→ WHAT THIS TASK INVOLVES
Examine the records and identify each line that includes the string "cerca". Copy those lines.

→ EXTRACTED MATERIAL
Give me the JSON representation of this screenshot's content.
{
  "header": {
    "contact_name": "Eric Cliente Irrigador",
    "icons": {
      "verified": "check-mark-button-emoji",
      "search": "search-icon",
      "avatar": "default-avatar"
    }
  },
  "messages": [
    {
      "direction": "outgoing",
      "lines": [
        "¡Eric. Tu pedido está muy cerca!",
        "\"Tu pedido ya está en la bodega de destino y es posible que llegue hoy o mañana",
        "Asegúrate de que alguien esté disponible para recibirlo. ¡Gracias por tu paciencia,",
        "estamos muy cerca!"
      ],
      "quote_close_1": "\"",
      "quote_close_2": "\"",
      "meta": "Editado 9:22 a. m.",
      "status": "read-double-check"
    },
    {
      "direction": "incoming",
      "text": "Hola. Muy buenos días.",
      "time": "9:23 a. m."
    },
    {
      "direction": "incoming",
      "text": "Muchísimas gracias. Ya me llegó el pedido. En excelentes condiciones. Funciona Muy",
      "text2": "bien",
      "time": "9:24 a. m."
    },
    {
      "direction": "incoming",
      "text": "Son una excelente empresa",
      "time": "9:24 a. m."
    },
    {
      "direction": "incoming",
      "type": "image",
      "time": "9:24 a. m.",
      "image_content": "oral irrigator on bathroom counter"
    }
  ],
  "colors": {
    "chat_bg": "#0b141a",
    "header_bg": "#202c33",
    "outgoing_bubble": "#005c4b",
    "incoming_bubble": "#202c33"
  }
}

→ WRITTEN SOLUTION
        "¡Eric. Tu pedido está muy cerca!",
        "estamos muy cerca!"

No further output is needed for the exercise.